> **Material to process**:

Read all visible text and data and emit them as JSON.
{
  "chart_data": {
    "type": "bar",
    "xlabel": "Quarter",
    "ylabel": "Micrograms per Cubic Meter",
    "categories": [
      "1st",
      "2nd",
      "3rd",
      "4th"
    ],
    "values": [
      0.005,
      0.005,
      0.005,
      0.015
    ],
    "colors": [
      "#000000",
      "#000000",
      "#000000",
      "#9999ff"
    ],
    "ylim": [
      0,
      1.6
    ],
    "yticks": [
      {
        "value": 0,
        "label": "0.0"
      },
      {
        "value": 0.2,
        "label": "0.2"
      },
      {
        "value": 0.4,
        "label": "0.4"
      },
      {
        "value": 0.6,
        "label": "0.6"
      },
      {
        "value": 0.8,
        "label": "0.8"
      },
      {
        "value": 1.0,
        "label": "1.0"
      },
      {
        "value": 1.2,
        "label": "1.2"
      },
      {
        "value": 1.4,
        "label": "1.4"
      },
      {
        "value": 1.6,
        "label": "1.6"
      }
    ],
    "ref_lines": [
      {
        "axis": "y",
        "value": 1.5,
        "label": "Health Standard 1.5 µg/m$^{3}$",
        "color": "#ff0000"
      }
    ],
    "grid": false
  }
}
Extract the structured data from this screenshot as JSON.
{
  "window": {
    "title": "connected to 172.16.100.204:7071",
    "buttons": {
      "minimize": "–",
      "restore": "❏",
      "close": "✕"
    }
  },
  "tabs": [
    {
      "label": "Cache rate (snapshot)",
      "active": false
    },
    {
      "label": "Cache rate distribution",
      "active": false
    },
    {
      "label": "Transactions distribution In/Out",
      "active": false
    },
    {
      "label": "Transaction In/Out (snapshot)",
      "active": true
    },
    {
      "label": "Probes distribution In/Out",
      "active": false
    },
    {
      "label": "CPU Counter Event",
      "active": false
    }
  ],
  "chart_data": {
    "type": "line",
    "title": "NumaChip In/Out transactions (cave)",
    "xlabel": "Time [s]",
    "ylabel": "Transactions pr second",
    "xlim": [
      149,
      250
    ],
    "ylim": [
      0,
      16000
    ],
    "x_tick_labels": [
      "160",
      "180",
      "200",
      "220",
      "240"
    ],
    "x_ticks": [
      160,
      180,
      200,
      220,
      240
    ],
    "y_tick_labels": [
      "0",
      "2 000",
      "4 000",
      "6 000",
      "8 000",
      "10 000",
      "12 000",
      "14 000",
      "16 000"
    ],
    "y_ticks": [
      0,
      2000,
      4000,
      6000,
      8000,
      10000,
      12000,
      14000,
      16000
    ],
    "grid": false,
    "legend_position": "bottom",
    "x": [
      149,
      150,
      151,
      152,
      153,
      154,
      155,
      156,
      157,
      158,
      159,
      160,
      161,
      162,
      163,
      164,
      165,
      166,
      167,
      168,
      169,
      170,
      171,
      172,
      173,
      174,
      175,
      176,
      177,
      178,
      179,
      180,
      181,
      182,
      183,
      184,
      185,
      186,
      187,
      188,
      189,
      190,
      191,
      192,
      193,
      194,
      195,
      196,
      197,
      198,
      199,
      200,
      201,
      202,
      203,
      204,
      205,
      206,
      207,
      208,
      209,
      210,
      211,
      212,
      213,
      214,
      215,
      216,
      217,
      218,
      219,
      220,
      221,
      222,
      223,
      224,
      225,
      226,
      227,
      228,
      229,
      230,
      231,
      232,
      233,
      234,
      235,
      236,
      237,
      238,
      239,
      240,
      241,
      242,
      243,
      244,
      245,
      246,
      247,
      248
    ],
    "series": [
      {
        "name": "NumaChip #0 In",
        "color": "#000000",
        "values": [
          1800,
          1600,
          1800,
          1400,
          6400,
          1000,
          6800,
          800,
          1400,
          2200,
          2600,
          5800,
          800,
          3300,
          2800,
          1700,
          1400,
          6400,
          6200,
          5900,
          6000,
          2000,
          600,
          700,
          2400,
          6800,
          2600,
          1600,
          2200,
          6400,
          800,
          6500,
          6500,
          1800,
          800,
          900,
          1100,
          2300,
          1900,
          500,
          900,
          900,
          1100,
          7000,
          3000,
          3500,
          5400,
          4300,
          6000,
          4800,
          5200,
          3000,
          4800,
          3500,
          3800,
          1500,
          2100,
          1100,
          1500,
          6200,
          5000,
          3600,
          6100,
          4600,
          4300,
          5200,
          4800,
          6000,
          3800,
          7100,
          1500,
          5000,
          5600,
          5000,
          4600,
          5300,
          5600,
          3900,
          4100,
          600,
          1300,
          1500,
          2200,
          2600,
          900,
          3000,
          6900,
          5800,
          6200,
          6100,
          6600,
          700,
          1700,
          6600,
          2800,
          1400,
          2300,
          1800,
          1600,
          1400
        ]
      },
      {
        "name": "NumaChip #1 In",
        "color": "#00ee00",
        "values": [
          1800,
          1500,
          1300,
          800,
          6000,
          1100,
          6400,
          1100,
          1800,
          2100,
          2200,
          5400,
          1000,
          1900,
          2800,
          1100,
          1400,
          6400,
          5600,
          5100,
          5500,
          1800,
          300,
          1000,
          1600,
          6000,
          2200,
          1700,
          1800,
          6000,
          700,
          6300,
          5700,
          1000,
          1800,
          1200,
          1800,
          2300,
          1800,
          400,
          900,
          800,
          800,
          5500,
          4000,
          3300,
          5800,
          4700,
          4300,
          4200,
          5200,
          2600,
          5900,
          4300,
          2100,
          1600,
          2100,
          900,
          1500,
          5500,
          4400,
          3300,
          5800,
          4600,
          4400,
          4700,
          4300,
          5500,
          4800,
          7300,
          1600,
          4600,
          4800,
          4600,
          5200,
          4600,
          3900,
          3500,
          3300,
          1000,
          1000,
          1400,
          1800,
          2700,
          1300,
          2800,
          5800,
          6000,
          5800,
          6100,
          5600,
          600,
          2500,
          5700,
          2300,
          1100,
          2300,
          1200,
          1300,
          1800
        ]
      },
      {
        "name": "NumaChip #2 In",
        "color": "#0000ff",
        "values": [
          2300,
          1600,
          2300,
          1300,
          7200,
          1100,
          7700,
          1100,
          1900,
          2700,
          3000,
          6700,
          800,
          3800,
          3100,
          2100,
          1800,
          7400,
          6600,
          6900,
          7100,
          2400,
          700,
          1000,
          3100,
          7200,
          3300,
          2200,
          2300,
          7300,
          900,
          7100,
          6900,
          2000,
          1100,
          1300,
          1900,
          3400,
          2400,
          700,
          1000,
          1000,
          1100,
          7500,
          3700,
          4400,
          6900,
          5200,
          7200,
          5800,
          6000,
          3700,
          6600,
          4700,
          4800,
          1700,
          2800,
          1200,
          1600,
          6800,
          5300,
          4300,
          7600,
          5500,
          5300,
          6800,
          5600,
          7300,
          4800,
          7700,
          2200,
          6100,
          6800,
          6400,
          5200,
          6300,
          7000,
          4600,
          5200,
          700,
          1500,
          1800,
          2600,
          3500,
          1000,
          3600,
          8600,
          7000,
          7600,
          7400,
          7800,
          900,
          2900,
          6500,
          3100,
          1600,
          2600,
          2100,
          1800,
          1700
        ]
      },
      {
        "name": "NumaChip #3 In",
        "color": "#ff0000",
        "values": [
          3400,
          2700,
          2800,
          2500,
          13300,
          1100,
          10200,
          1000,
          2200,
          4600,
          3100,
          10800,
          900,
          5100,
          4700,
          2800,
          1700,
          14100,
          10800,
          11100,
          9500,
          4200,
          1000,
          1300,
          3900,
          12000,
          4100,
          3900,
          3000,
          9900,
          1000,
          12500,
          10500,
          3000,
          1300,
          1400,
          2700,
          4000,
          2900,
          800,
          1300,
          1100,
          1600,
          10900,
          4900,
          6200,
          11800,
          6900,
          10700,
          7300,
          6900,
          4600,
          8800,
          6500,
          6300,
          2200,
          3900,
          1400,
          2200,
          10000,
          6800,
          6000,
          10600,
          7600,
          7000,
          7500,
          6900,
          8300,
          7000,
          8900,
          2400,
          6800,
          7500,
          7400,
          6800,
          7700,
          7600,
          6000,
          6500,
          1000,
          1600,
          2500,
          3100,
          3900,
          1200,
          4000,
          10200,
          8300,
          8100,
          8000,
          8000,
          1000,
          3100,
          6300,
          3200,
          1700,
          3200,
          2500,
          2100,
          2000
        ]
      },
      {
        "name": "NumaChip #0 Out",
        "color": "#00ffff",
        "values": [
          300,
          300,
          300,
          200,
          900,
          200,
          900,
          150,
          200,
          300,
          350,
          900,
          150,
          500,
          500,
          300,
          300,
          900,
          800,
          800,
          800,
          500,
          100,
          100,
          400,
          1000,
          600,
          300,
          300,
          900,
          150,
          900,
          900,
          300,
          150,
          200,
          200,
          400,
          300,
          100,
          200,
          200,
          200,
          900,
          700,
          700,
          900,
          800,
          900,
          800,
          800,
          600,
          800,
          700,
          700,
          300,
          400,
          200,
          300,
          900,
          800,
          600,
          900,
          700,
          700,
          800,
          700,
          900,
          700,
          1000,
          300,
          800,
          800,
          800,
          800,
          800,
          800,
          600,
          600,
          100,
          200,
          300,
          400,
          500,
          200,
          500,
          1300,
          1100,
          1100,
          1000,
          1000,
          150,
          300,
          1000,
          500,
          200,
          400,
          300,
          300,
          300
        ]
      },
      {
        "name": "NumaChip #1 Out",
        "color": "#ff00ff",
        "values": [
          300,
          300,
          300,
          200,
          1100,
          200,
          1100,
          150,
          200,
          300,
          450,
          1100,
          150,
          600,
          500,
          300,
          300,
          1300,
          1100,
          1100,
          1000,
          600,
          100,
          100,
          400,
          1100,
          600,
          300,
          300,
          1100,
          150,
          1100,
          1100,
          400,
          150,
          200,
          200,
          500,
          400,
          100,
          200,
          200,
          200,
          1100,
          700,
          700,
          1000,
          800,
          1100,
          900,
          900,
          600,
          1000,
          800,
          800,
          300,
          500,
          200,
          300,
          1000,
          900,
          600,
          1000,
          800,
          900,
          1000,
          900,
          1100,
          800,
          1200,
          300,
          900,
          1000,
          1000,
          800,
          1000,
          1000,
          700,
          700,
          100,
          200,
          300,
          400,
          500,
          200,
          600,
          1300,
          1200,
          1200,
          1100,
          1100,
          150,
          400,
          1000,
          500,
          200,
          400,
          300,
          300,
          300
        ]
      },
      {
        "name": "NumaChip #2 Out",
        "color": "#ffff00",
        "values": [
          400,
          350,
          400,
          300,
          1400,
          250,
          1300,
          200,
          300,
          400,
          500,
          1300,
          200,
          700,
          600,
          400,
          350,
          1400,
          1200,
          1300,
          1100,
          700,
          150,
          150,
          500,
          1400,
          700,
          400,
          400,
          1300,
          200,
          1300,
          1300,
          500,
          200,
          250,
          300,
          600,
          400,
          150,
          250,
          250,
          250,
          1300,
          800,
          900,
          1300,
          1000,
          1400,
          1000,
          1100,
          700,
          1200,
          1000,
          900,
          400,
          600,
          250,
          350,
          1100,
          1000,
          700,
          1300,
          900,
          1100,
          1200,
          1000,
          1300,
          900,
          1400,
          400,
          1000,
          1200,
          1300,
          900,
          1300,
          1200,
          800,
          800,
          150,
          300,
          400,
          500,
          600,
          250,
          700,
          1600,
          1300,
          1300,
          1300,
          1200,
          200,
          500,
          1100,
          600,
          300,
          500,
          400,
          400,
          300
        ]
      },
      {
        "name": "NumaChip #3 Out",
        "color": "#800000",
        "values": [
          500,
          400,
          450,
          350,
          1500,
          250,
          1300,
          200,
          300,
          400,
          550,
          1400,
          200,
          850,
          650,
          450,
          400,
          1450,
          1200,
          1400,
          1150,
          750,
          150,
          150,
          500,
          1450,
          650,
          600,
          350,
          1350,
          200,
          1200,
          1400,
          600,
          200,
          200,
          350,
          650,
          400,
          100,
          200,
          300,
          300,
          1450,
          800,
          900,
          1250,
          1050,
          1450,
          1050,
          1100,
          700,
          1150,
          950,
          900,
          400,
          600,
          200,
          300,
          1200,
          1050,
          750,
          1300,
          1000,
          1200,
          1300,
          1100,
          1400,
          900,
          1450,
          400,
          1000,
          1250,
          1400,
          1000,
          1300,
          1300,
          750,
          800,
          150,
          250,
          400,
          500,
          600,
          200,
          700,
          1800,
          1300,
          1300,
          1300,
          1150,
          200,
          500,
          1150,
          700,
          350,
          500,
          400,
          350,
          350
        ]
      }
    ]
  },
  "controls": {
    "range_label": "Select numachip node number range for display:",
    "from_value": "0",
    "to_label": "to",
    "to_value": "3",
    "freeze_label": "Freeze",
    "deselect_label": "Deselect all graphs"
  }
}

> **Stated task**:
Work out how many lines of the data hold the string "distribution". Reply with that number alone.

> **Full answer**:
3